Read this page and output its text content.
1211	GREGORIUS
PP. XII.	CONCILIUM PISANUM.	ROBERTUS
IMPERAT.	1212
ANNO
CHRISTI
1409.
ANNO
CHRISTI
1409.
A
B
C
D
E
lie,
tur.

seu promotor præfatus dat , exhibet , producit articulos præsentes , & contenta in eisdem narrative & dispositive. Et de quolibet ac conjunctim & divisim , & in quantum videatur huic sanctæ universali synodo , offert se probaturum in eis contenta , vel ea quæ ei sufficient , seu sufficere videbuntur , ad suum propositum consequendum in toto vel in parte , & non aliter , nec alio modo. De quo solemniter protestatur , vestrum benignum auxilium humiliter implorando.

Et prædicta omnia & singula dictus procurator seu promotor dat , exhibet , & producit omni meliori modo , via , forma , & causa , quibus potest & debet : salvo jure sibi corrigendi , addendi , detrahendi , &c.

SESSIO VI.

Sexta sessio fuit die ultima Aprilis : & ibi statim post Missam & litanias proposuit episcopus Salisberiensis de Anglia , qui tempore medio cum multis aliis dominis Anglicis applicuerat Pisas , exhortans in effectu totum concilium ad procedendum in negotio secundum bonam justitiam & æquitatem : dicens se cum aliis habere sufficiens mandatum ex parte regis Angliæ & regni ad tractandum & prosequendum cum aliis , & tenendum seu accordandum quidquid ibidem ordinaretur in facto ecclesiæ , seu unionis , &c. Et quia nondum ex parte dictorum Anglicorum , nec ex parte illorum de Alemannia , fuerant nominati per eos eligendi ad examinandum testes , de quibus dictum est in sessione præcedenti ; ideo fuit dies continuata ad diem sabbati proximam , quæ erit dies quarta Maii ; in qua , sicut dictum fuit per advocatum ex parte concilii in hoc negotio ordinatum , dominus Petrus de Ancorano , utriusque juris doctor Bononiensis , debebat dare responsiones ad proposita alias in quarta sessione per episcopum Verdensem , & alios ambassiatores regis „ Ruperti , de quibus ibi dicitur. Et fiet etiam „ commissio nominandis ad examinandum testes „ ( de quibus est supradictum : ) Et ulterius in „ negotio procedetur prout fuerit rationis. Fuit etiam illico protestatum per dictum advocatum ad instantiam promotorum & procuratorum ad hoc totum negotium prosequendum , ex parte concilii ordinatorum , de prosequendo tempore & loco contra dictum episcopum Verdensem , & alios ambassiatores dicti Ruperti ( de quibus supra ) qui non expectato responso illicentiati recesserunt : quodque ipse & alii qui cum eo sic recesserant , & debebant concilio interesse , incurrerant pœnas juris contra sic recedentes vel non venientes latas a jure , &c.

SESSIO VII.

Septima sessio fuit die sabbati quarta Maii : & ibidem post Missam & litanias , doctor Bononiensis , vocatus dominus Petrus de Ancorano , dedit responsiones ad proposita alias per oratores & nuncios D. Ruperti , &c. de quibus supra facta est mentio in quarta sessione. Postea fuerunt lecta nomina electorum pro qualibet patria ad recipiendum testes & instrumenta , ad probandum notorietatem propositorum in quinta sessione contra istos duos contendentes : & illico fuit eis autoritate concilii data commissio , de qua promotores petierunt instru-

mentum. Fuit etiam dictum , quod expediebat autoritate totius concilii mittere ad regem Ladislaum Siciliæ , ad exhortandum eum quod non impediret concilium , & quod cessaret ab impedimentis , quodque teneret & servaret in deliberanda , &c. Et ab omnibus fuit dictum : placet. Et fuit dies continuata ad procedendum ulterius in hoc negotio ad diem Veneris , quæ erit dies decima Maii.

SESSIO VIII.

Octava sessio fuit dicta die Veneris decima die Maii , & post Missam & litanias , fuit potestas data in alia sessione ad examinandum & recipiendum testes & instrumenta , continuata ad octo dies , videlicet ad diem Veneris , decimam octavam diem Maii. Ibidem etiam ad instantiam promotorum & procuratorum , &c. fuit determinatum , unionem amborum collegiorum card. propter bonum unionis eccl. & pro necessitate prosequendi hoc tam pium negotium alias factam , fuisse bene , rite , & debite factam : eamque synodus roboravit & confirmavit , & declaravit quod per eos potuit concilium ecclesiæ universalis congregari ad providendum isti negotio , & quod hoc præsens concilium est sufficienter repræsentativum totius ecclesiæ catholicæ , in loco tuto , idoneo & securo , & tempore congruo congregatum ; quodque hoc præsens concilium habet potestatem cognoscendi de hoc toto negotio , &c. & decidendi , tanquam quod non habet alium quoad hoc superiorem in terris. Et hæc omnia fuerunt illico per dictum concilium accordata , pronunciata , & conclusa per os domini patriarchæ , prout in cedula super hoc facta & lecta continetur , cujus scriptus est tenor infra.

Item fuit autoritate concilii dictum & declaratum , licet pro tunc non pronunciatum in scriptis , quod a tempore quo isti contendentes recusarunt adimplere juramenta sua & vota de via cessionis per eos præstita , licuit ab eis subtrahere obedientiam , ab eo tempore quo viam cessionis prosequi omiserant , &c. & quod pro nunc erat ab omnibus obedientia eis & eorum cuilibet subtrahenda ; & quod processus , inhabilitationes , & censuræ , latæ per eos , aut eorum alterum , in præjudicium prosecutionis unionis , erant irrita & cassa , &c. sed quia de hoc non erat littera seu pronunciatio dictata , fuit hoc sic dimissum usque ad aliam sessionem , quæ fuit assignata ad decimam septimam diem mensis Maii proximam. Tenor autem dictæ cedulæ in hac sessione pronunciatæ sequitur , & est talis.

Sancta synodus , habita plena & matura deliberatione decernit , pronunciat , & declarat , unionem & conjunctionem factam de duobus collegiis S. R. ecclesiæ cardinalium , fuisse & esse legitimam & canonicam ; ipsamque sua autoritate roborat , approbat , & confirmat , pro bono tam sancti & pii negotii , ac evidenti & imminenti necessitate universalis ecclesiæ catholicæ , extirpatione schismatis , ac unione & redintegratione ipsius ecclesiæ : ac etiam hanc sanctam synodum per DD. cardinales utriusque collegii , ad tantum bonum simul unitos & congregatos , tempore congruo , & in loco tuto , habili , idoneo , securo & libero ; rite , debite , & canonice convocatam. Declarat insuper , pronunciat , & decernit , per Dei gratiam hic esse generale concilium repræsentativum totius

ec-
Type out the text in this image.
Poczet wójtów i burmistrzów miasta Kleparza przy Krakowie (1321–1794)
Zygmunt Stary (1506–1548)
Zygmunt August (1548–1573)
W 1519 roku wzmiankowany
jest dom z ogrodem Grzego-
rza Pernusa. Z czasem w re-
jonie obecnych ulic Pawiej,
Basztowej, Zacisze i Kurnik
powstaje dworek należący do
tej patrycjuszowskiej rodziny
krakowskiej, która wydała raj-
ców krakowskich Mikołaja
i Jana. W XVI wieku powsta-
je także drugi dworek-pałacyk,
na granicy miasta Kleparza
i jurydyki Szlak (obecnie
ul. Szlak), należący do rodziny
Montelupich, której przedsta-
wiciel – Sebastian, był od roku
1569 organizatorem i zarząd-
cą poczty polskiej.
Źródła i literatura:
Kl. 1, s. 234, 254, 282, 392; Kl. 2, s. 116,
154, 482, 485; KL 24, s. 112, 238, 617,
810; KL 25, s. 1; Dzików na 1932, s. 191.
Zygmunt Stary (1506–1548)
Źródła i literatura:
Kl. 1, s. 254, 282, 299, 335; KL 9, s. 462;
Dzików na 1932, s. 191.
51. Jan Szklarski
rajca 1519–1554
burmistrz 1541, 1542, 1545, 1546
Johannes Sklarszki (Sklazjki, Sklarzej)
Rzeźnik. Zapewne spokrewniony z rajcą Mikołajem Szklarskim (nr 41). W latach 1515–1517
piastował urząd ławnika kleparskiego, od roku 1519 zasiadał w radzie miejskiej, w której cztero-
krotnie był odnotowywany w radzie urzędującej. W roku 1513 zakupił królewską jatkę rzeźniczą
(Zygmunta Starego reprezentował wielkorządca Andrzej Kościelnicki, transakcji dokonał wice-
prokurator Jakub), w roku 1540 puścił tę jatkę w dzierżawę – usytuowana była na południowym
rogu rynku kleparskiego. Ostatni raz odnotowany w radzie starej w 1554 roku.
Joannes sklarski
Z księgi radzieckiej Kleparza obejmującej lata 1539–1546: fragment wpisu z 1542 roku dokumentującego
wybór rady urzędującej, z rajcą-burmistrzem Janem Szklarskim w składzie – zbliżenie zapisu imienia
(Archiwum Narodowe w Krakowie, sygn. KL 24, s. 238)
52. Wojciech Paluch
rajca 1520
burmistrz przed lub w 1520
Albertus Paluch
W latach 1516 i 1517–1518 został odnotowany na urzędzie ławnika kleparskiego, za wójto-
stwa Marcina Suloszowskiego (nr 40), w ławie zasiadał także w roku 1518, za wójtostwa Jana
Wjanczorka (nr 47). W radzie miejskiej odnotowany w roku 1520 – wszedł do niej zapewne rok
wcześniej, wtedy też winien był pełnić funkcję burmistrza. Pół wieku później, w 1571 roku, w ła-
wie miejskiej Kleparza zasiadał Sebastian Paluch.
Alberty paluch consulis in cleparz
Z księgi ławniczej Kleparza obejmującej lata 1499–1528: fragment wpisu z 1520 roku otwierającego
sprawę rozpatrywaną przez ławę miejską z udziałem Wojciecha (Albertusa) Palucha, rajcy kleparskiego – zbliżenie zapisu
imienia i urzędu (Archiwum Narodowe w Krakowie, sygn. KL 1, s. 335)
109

--*--

▶ [WHAT IS NEEDED] Read the entries above, then pull out the lines that include "decimam".

▶ [RESPONSE TO THE EXERCISE]
Octava sessio fuit dicta die Veneris decima die Maii , & post Missam & litanias , fuit potestas data in alia sessione ad examinandum & recipiendum testes & instrumenta , continuata ad octo dies , videlicet ad diem Veneris , decimam octavam diem Maii. Ibidem etiam ad instantiam promotorum & procuratorum , &c. fuit determinatum , unionem amborum collegiorum card. propter bonum unionis eccl. & pro necessitate prosequendi hoc tam pium negotium alias factam , fuisse bene , rite , & debite factam : eamque synodus roboravit & confirmavit , & declaravit quod per eos potuit concilium ecclesiæ universalis congregari ad providendum isti negotio , & quod hoc præsens concilium est sufficienter repræsentativum totius ecclesiæ catholicæ , in loco tuto , idoneo & securo , & tempore congruo congregatum ; quodque hoc præsens concilium habet potestatem cognoscendi de hoc toto negotio , &c. & decidendi , tanquam quod non habet alium quoad hoc superiorem in terris. Et hæc omnia fuerunt illico per dictum concilium accordata , pronunciata , & conclusa per os domini patriarchæ , prout in cedula super hoc facta & lecta continetur , cujus scriptus est tenor infra.
Item fuit autoritate concilii dictum & declaratum , licet pro tunc non pronunciatum in scriptis , quod a tempore quo isti contendentes recusarunt adimplere juramenta sua & vota de via cessionis per eos præstita , licuit ab eis subtrahere obedientiam , ab eo tempore quo viam cessionis prosequi omiserant , &c. & quod pro nunc erat ab omnibus obedientia eis & eorum cuilibet subtrahenda ; & quod processus , inhabilitationes , & censuræ , latæ per eos , aut eorum alterum , in præjudicium prosecutionis unionis , erant irrita & cassa , &c. sed quia de hoc non erat littera seu pronunciatio dictata , fuit hoc sic dimissum usque ad aliam sessionem , quæ fuit assignata ad decimam septimam diem mensis Maii proximam. Tenor autem dictæ cedulæ in hac sessione pronunciatæ sequitur , & est talis.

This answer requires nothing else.